*GIVEN REQUEST*. Each line of the listing must be transcribed exactly, except for the images, which should be excluded.

*DATA LINES*.

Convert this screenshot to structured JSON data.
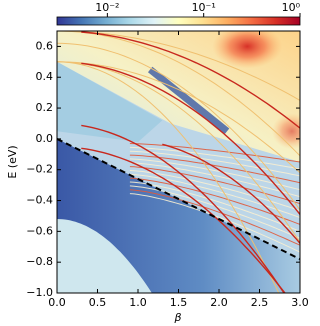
{
  "chart_data": {
    "type": "heatmap",
    "xlabel": "β",
    "ylabel": "E (eV)",
    "xlim": [
      0,
      3
    ],
    "ylim": [
      -1.0,
      0.7
    ],
    "xticks": [
      {
        "value": 0,
        "label": "0.0"
      },
      {
        "value": 0.5,
        "label": "0.5"
      },
      {
        "value": 1.0,
        "label": "1.0"
      },
      {
        "value": 1.5,
        "label": "1.5"
      },
      {
        "value": 2.0,
        "label": "2.0"
      },
      {
        "value": 2.5,
        "label": "2.5"
      },
      {
        "value": 3.0,
        "label": "3.0"
      }
    ],
    "yticks": [
      {
        "value": -1.0,
        "label": "−1.0"
      },
      {
        "value": -0.8,
        "label": "−0.8"
      },
      {
        "value": -0.6,
        "label": "−0.6"
      },
      {
        "value": -0.4,
        "label": "−0.4"
      },
      {
        "value": -0.2,
        "label": "−0.2"
      },
      {
        "value": 0,
        "label": "0.0"
      },
      {
        "value": 0.2,
        "label": "0.2"
      },
      {
        "value": 0.4,
        "label": "0.4"
      },
      {
        "value": 0.6,
        "label": "0.6"
      }
    ],
    "colorbar": {
      "log": true,
      "lim": [
        0.003,
        1
      ],
      "ticks": [
        {
          "value": 0.01,
          "label": "10⁻²"
        },
        {
          "value": 0.1,
          "label": "10⁻¹"
        },
        {
          "value": 1,
          "label": "10⁰"
        }
      ],
      "colors": [
        "#313695",
        "#4575b4",
        "#74add1",
        "#abd9e9",
        "#e0f3f8",
        "#ffffbf",
        "#fee090",
        "#fdae61",
        "#f46d43",
        "#d73027",
        "#a50026"
      ]
    },
    "x": [
      0,
      3
    ],
    "series": [
      {
        "values": [
          0,
          -0.78
        ],
        "color": "#000000",
        "dashed": true
      }
    ]
  }
}
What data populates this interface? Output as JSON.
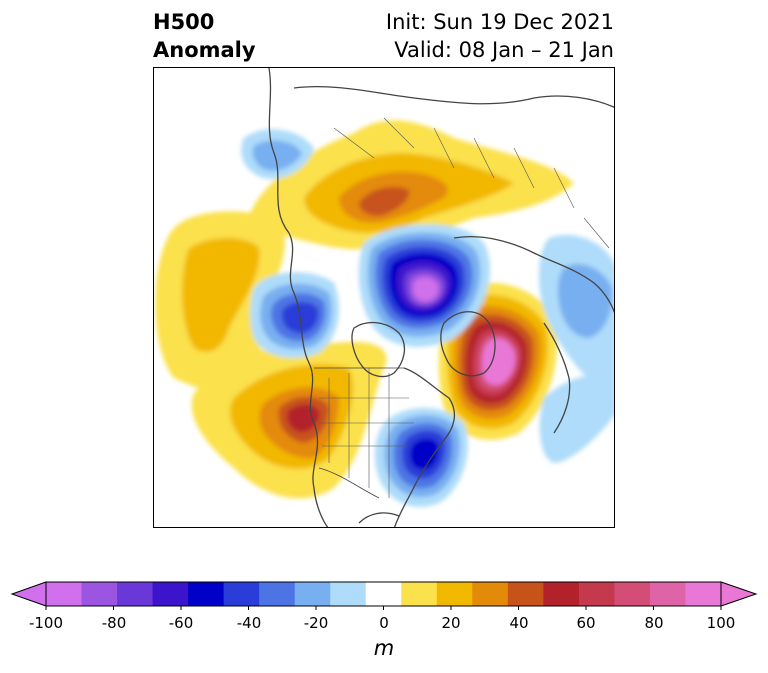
{
  "title": {
    "left_line1": "H500",
    "left_line2": "Anomaly",
    "right_line1": "Init: Sun 19 Dec 2021",
    "right_line2": "Valid: 08 Jan – 21 Jan"
  },
  "map": {
    "projection": "north-polar-stereographic",
    "features": [
      "coastlines",
      "country-borders",
      "us-state-borders"
    ]
  },
  "colorbar": {
    "unit": "m",
    "extend": "both",
    "levels": [
      -100,
      -90,
      -80,
      -70,
      -60,
      -50,
      -40,
      -30,
      -20,
      -10,
      10,
      20,
      30,
      40,
      50,
      60,
      70,
      80,
      90,
      100
    ],
    "colors": [
      "#d070ec",
      "#9c55e0",
      "#6a37d9",
      "#3c14cc",
      "#0000c8",
      "#2a3dd8",
      "#4d74e4",
      "#78aff0",
      "#aedcfa",
      "#ffffff",
      "#fbe14b",
      "#f2b800",
      "#e48a09",
      "#c8531a",
      "#b3212a",
      "#c4394b",
      "#d34d76",
      "#df64a7",
      "#e977d6"
    ],
    "extend_low_color": "#d070ec",
    "extend_high_color": "#e977d6",
    "tick_labels": [
      "-100",
      "-80",
      "-60",
      "-40",
      "-20",
      "0",
      "20",
      "40",
      "60",
      "80",
      "100"
    ],
    "tick_values": [
      -100,
      -80,
      -60,
      -40,
      -20,
      0,
      20,
      40,
      60,
      80,
      100
    ]
  }
}
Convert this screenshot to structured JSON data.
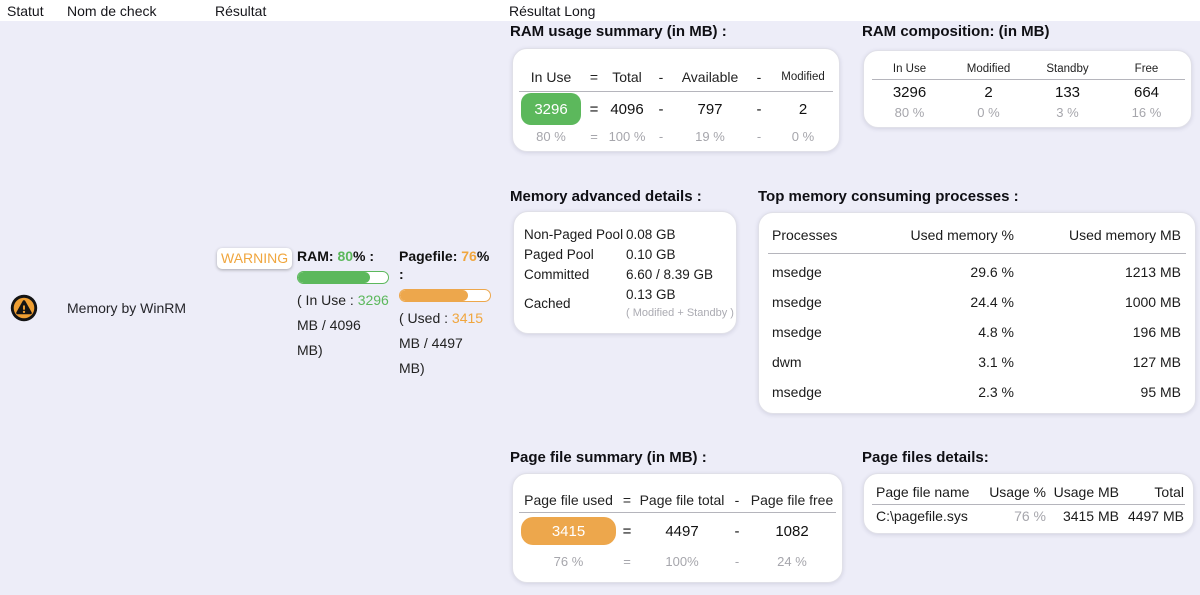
{
  "colors": {
    "green": "#5cb85c",
    "orange": "#f0a63e",
    "background": "#ededf8",
    "grey_text": "#a6a6ac"
  },
  "table_header": {
    "columns": [
      "Statut",
      "Nom de check",
      "Résultat",
      "Résultat Long"
    ]
  },
  "row": {
    "status_icon": "warning-status-icon",
    "check_name": "Memory by WinRM",
    "badge": "WARNING",
    "ram": {
      "title_label": "RAM:",
      "title_value": "80",
      "title_suffix": "% :",
      "bar_percent": 80,
      "detail_prefix": "( In Use :",
      "detail_value": "3296",
      "detail_suffix": "MB / 4096 MB)"
    },
    "pagefile": {
      "title_label": "Pagefile:",
      "title_value": "76",
      "title_suffix": "% :",
      "bar_percent": 76,
      "detail_prefix": "( Used :",
      "detail_value": "3415",
      "detail_suffix": "MB / 4497 MB)"
    }
  },
  "ram_summary": {
    "title": "RAM usage summary (in MB) :",
    "headers": [
      "In Use",
      "=",
      "Total",
      "-",
      "Available",
      "-",
      "Modified"
    ],
    "values": [
      "3296",
      "=",
      "4096",
      "-",
      "797",
      "-",
      "2"
    ],
    "percents": [
      "80 %",
      "=",
      "100 %",
      "-",
      "19 %",
      "-",
      "0 %"
    ]
  },
  "ram_composition": {
    "title": "RAM composition: (in MB)",
    "headers": [
      "In Use",
      "Modified",
      "Standby",
      "Free"
    ],
    "values": [
      "3296",
      "2",
      "133",
      "664"
    ],
    "percents": [
      "80 %",
      "0 %",
      "3 %",
      "16 %"
    ]
  },
  "memory_advanced": {
    "title": "Memory advanced details :",
    "rows": [
      {
        "label": "Non-Paged Pool",
        "value": "0.08 GB"
      },
      {
        "label": "Paged Pool",
        "value": "0.10 GB"
      },
      {
        "label": "Committed",
        "value": "6.60 / 8.39 GB"
      },
      {
        "label": "Cached",
        "value": "0.13 GB",
        "note": "( Modified + Standby )"
      }
    ]
  },
  "top_processes": {
    "title": "Top memory consuming processes :",
    "headers": [
      "Processes",
      "Used memory %",
      "Used memory MB"
    ],
    "rows": [
      {
        "name": "msedge",
        "pct": "29.6 %",
        "mb": "1213 MB"
      },
      {
        "name": "msedge",
        "pct": "24.4 %",
        "mb": "1000 MB"
      },
      {
        "name": "msedge",
        "pct": "4.8 %",
        "mb": "196 MB"
      },
      {
        "name": "dwm",
        "pct": "3.1 %",
        "mb": "127 MB"
      },
      {
        "name": "msedge",
        "pct": "2.3 %",
        "mb": "95 MB"
      }
    ]
  },
  "page_summary": {
    "title": "Page file summary (in MB) :",
    "headers": [
      "Page file used",
      "=",
      "Page file total",
      "-",
      "Page file free"
    ],
    "values": [
      "3415",
      "=",
      "4497",
      "-",
      "1082"
    ],
    "percents": [
      "76 %",
      "=",
      "100%",
      "-",
      "24 %"
    ]
  },
  "page_details": {
    "title": "Page files details:",
    "headers": [
      "Page file name",
      "Usage %",
      "Usage MB",
      "Total"
    ],
    "rows": [
      {
        "name": "C:\\pagefile.sys",
        "pct": "76 %",
        "mb": "3415 MB",
        "total": "4497 MB"
      }
    ]
  }
}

*THE SOLUTION*.
Convert this screenshot to structured JSON data.
{
  "chart_data": {
    "type": "heatmap",
    "xlabel": "β",
    "ylabel": "E (eV)",
    "xlim": [
      0,
      3
    ],
    "ylim": [
      -1.0,
      0.7
    ],
    "xticks": [
      {
        "value": 0,
        "label": "0.0"
      },
      {
        "value": 0.5,
        "label": "0.5"
      },
      {
        "value": 1.0,
        "label": "1.0"
      },
      {
        "value": 1.5,
        "label": "1.5"
      },
      {
        "value": 2.0,
        "label": "2.0"
      },
      {
        "value": 2.5,
        "label": "2.5"
      },
      {
        "value": 3.0,
        "label": "3.0"
      }
    ],
    "yticks": [
      {
        "value": -1.0,
        "label": "−1.0"
      },
      {
        "value": -0.8,
        "label": "−0.8"
      },
      {
        "value": -0.6,
        "label": "−0.6"
      },
      {
        "value": -0.4,
        "label": "−0.4"
      },
      {
        "value": -0.2,
        "label": "−0.2"
      },
      {
        "value": 0,
        "label": "0.0"
      },
      {
        "value": 0.2,
        "label": "0.2"
      },
      {
        "value": 0.4,
        "label": "0.4"
      },
      {
        "value": 0.6,
        "label": "0.6"
      }
    ],
    "colorbar": {
      "log": true,
      "lim": [
        0.003,
        1
      ],
      "ticks": [
        {
          "value": 0.01,
          "label": "10⁻²"
        },
        {
          "value": 0.1,
          "label": "10⁻¹"
        },
        {
          "value": 1,
          "label": "10⁰"
        }
      ],
      "colors": [
        "#313695",
        "#4575b4",
        "#74add1",
        "#abd9e9",
        "#e0f3f8",
        "#ffffbf",
        "#fee090",
        "#fdae61",
        "#f46d43",
        "#d73027",
        "#a50026"
      ]
    },
    "x": [
      0,
      3
    ],
    "series": [
      {
        "values": [
          0,
          -0.78
        ],
        "color": "#000000",
        "dashed": true
      }
    ]
  }
}
What data populates this interface? Output as JSON.
{
  "title": {
    "left_line1": "H500",
    "left_line2": "Anomaly",
    "right_line1": "Init: Sun 19 Dec 2021",
    "right_line2": "Valid: 08 Jan – 21 Jan"
  },
  "map": {
    "projection": "north-polar-stereographic",
    "features": [
      "coastlines",
      "country-borders",
      "us-state-borders"
    ]
  },
  "colorbar": {
    "unit": "m",
    "extend": "both",
    "levels": [
      -100,
      -90,
      -80,
      -70,
      -60,
      -50,
      -40,
      -30,
      -20,
      -10,
      10,
      20,
      30,
      40,
      50,
      60,
      70,
      80,
      90,
      100
    ],
    "colors": [
      "#d070ec",
      "#9c55e0",
      "#6a37d9",
      "#3c14cc",
      "#0000c8",
      "#2a3dd8",
      "#4d74e4",
      "#78aff0",
      "#aedcfa",
      "#ffffff",
      "#fbe14b",
      "#f2b800",
      "#e48a09",
      "#c8531a",
      "#b3212a",
      "#c4394b",
      "#d34d76",
      "#df64a7",
      "#e977d6"
    ],
    "extend_low_color": "#d070ec",
    "extend_high_color": "#e977d6",
    "tick_labels": [
      "-100",
      "-80",
      "-60",
      "-40",
      "-20",
      "0",
      "20",
      "40",
      "60",
      "80",
      "100"
    ],
    "tick_values": [
      -100,
      -80,
      -60,
      -40,
      -20,
      0,
      20,
      40,
      60,
      80,
      100
    ]
  }
}
Convert this screenshot to structured JSON data.
{
  "colors": {
    "green": "#5cb85c",
    "orange": "#f0a63e",
    "background": "#ededf8",
    "grey_text": "#a6a6ac"
  },
  "table_header": {
    "columns": [
      "Statut",
      "Nom de check",
      "Résultat",
      "Résultat Long"
    ]
  },
  "row": {
    "status_icon": "warning-status-icon",
    "check_name": "Memory by WinRM",
    "badge": "WARNING",
    "ram": {
      "title_label": "RAM:",
      "title_value": "80",
      "title_suffix": "% :",
      "bar_percent": 80,
      "detail_prefix": "( In Use :",
      "detail_value": "3296",
      "detail_suffix": "MB / 4096 MB)"
    },
    "pagefile": {
      "title_label": "Pagefile:",
      "title_value": "76",
      "title_suffix": "% :",
      "bar_percent": 76,
      "detail_prefix": "( Used :",
      "detail_value": "3415",
      "detail_suffix": "MB / 4497 MB)"
    }
  },
  "ram_summary": {
    "title": "RAM usage summary (in MB) :",
    "headers": [
      "In Use",
      "=",
      "Total",
      "-",
      "Available",
      "-",
      "Modified"
    ],
    "values": [
      "3296",
      "=",
      "4096",
      "-",
      "797",
      "-",
      "2"
    ],
    "percents": [
      "80 %",
      "=",
      "100 %",
      "-",
      "19 %",
      "-",
      "0 %"
    ]
  },
  "ram_composition": {
    "title": "RAM composition: (in MB)",
    "headers": [
      "In Use",
      "Modified",
      "Standby",
      "Free"
    ],
    "values": [
      "3296",
      "2",
      "133",
      "664"
    ],
    "percents": [
      "80 %",
      "0 %",
      "3 %",
      "16 %"
    ]
  },
  "memory_advanced": {
    "title": "Memory advanced details :",
    "rows": [
      {
        "label": "Non-Paged Pool",
        "value": "0.08 GB"
      },
      {
        "label": "Paged Pool",
        "value": "0.10 GB"
      },
      {
        "label": "Committed",
        "value": "6.60 / 8.39 GB"
      },
      {
        "label": "Cached",
        "value": "0.13 GB",
        "note": "( Modified + Standby )"
      }
    ]
  },
  "top_processes": {
    "title": "Top memory consuming processes :",
    "headers": [
      "Processes",
      "Used memory %",
      "Used memory MB"
    ],
    "rows": [
      {
        "name": "msedge",
        "pct": "29.6 %",
        "mb": "1213 MB"
      },
      {
        "name": "msedge",
        "pct": "24.4 %",
        "mb": "1000 MB"
      },
      {
        "name": "msedge",
        "pct": "4.8 %",
        "mb": "196 MB"
      },
      {
        "name": "dwm",
        "pct": "3.1 %",
        "mb": "127 MB"
      },
      {
        "name": "msedge",
        "pct": "2.3 %",
        "mb": "95 MB"
      }
    ]
  },
  "page_summary": {
    "title": "Page file summary (in MB) :",
    "headers": [
      "Page file used",
      "=",
      "Page file total",
      "-",
      "Page file free"
    ],
    "values": [
      "3415",
      "=",
      "4497",
      "-",
      "1082"
    ],
    "percents": [
      "76 %",
      "=",
      "100%",
      "-",
      "24 %"
    ]
  },
  "page_details": {
    "title": "Page files details:",
    "headers": [
      "Page file name",
      "Usage %",
      "Usage MB",
      "Total"
    ],
    "rows": [
      {
        "name": "C:\\pagefile.sys",
        "pct": "76 %",
        "mb": "3415 MB",
        "total": "4497 MB"
      }
    ]
  }
}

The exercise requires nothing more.